## [Written problem]
Without skipping anything, write out each record below exactly.

(Dataset records)
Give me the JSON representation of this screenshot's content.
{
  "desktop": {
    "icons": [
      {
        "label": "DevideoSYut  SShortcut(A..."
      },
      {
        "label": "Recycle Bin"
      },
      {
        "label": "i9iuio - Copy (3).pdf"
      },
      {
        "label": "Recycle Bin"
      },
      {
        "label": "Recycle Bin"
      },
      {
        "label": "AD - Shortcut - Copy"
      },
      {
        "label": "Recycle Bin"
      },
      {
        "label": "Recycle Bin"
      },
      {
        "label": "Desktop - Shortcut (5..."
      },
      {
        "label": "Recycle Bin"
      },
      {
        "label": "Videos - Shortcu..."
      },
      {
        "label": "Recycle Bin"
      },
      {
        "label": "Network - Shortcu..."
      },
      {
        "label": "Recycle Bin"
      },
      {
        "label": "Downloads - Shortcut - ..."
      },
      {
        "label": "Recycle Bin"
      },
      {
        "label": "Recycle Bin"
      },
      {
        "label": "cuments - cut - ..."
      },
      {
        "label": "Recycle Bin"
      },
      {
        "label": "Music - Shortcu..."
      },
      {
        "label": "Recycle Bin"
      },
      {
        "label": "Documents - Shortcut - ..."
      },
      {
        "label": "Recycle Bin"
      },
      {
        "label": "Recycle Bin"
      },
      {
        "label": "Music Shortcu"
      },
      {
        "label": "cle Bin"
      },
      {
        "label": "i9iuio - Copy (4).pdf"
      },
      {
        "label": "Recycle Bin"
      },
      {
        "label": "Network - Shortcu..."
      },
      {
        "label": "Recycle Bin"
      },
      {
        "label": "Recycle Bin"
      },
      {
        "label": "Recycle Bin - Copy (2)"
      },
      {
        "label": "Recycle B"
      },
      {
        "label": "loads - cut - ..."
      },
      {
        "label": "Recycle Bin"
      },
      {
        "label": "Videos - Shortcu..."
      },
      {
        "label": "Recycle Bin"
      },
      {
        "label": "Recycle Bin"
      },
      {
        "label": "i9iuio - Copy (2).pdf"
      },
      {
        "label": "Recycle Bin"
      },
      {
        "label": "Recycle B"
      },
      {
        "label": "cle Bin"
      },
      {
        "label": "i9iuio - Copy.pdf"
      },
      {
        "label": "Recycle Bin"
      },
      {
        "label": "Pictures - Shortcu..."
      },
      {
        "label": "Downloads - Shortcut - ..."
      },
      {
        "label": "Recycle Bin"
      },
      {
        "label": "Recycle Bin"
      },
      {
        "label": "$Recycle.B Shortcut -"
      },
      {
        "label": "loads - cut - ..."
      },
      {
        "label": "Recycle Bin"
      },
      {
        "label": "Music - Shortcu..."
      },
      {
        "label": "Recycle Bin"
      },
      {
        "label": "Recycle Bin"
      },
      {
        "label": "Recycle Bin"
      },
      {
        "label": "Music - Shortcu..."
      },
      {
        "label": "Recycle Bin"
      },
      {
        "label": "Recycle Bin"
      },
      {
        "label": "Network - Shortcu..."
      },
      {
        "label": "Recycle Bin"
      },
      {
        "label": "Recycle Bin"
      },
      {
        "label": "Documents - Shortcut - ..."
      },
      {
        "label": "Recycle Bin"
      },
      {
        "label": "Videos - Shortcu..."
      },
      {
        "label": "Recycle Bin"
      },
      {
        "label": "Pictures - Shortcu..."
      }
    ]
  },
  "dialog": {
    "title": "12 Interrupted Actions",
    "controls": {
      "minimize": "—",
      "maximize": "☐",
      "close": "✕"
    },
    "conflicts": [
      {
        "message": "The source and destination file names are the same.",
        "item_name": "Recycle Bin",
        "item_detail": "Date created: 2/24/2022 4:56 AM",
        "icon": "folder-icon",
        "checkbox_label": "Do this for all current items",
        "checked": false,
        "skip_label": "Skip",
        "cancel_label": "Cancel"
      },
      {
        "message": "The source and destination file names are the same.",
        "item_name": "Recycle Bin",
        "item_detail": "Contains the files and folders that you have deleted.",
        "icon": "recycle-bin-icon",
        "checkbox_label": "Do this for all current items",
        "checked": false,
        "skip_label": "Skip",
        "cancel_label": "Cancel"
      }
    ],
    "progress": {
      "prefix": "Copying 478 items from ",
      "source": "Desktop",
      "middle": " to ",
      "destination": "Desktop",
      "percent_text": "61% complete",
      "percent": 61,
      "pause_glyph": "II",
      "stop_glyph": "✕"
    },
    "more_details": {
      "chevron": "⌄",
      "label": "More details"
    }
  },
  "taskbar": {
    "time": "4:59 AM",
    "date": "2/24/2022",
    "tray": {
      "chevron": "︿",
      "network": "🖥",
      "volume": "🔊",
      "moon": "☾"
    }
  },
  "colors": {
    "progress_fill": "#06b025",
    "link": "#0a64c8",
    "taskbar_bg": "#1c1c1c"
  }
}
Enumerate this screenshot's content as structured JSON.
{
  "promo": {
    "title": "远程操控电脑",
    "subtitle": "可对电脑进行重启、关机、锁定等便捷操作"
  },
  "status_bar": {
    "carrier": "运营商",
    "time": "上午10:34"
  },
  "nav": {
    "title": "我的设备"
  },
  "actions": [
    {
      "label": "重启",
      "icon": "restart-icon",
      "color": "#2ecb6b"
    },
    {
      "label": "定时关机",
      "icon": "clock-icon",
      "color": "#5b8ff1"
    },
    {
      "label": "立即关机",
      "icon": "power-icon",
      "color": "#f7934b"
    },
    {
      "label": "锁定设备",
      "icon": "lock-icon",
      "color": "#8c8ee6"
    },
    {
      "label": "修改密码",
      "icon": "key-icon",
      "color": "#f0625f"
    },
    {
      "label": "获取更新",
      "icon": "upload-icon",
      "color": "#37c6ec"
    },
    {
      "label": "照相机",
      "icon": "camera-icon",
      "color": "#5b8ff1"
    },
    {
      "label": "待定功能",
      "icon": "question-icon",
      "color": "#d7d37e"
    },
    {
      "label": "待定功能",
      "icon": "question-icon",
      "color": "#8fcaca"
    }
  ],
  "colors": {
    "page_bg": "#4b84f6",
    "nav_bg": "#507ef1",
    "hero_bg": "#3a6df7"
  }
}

## [Solution below]
Give me the JSON representation of this screenshot's content.
{
  "desktop": {
    "icons": [
      {
        "label": "DevideoSYut  SShortcut(A..."
      },
      {
        "label": "Recycle Bin"
      },
      {
        "label": "i9iuio - Copy (3).pdf"
      },
      {
        "label": "Recycle Bin"
      },
      {
        "label": "Recycle Bin"
      },
      {
        "label": "AD - Shortcut - Copy"
      },
      {
        "label": "Recycle Bin"
      },
      {
        "label": "Recycle Bin"
      },
      {
        "label": "Desktop - Shortcut (5..."
      },
      {
        "label": "Recycle Bin"
      },
      {
        "label": "Videos - Shortcu..."
      },
      {
        "label": "Recycle Bin"
      },
      {
        "label": "Network - Shortcu..."
      },
      {
        "label": "Recycle Bin"
      },
      {
        "label": "Downloads - Shortcut - ..."
      },
      {
        "label": "Recycle Bin"
      },
      {
        "label": "Recycle Bin"
      },
      {
        "label": "cuments - cut - ..."
      },
      {
        "label": "Recycle Bin"
      },
      {
        "label": "Music - Shortcu..."
      },
      {
        "label": "Recycle Bin"
      },
      {
        "label": "Documents - Shortcut - ..."
      },
      {
        "label": "Recycle Bin"
      },
      {
        "label": "Recycle Bin"
      },
      {
        "label": "Music Shortcu"
      },
      {
        "label": "cle Bin"
      },
      {
        "label": "i9iuio - Copy (4).pdf"
      },
      {
        "label": "Recycle Bin"
      },
      {
        "label": "Network - Shortcu..."
      },
      {
        "label": "Recycle Bin"
      },
      {
        "label": "Recycle Bin"
      },
      {
        "label": "Recycle Bin - Copy (2)"
      },
      {
        "label": "Recycle B"
      },
      {
        "label": "loads - cut - ..."
      },
      {
        "label": "Recycle Bin"
      },
      {
        "label": "Videos - Shortcu..."
      },
      {
        "label": "Recycle Bin"
      },
      {
        "label": "Recycle Bin"
      },
      {
        "label": "i9iuio - Copy (2).pdf"
      },
      {
        "label": "Recycle Bin"
      },
      {
        "label": "Recycle B"
      },
      {
        "label": "cle Bin"
      },
      {
        "label": "i9iuio - Copy.pdf"
      },
      {
        "label": "Recycle Bin"
      },
      {
        "label": "Pictures - Shortcu..."
      },
      {
        "label": "Downloads - Shortcut - ..."
      },
      {
        "label": "Recycle Bin"
      },
      {
        "label": "Recycle Bin"
      },
      {
        "label": "$Recycle.B Shortcut -"
      },
      {
        "label": "loads - cut - ..."
      },
      {
        "label": "Recycle Bin"
      },
      {
        "label": "Music - Shortcu..."
      },
      {
        "label": "Recycle Bin"
      },
      {
        "label": "Recycle Bin"
      },
      {
        "label": "Recycle Bin"
      },
      {
        "label": "Music - Shortcu..."
      },
      {
        "label": "Recycle Bin"
      },
      {
        "label": "Recycle Bin"
      },
      {
        "label": "Network - Shortcu..."
      },
      {
        "label": "Recycle Bin"
      },
      {
        "label": "Recycle Bin"
      },
      {
        "label": "Documents - Shortcut - ..."
      },
      {
        "label": "Recycle Bin"
      },
      {
        "label": "Videos - Shortcu..."
      },
      {
        "label": "Recycle Bin"
      },
      {
        "label": "Pictures - Shortcu..."
      }
    ]
  },
  "dialog": {
    "title": "12 Interrupted Actions",
    "controls": {
      "minimize": "—",
      "maximize": "☐",
      "close": "✕"
    },
    "conflicts": [
      {
        "message": "The source and destination file names are the same.",
        "item_name": "Recycle Bin",
        "item_detail": "Date created: 2/24/2022 4:56 AM",
        "icon": "folder-icon",
        "checkbox_label": "Do this for all current items",
        "checked": false,
        "skip_label": "Skip",
        "cancel_label": "Cancel"
      },
      {
        "message": "The source and destination file names are the same.",
        "item_name": "Recycle Bin",
        "item_detail": "Contains the files and folders that you have deleted.",
        "icon": "recycle-bin-icon",
        "checkbox_label": "Do this for all current items",
        "checked": false,
        "skip_label": "Skip",
        "cancel_label": "Cancel"
      }
    ],
    "progress": {
      "prefix": "Copying 478 items from ",
      "source": "Desktop",
      "middle": " to ",
      "destination": "Desktop",
      "percent_text": "61% complete",
      "percent": 61,
      "pause_glyph": "II",
      "stop_glyph": "✕"
    },
    "more_details": {
      "chevron": "⌄",
      "label": "More details"
    }
  },
  "taskbar": {
    "time": "4:59 AM",
    "date": "2/24/2022",
    "tray": {
      "chevron": "︿",
      "network": "🖥",
      "volume": "🔊",
      "moon": "☾"
    }
  },
  "colors": {
    "progress_fill": "#06b025",
    "link": "#0a64c8",
    "taskbar_bg": "#1c1c1c"
  }
}
Enumerate this screenshot's content as structured JSON.
{
  "promo": {
    "title": "远程操控电脑",
    "subtitle": "可对电脑进行重启、关机、锁定等便捷操作"
  },
  "status_bar": {
    "carrier": "运营商",
    "time": "上午10:34"
  },
  "nav": {
    "title": "我的设备"
  },
  "actions": [
    {
      "label": "重启",
      "icon": "restart-icon",
      "color": "#2ecb6b"
    },
    {
      "label": "定时关机",
      "icon": "clock-icon",
      "color": "#5b8ff1"
    },
    {
      "label": "立即关机",
      "icon": "power-icon",
      "color": "#f7934b"
    },
    {
      "label": "锁定设备",
      "icon": "lock-icon",
      "color": "#8c8ee6"
    },
    {
      "label": "修改密码",
      "icon": "key-icon",
      "color": "#f0625f"
    },
    {
      "label": "获取更新",
      "icon": "upload-icon",
      "color": "#37c6ec"
    },
    {
      "label": "照相机",
      "icon": "camera-icon",
      "color": "#5b8ff1"
    },
    {
      "label": "待定功能",
      "icon": "question-icon",
      "color": "#d7d37e"
    },
    {
      "label": "待定功能",
      "icon": "question-icon",
      "color": "#8fcaca"
    }
  ],
  "colors": {
    "page_bg": "#4b84f6",
    "nav_bg": "#507ef1",
    "hero_bg": "#3a6df7"
  }
}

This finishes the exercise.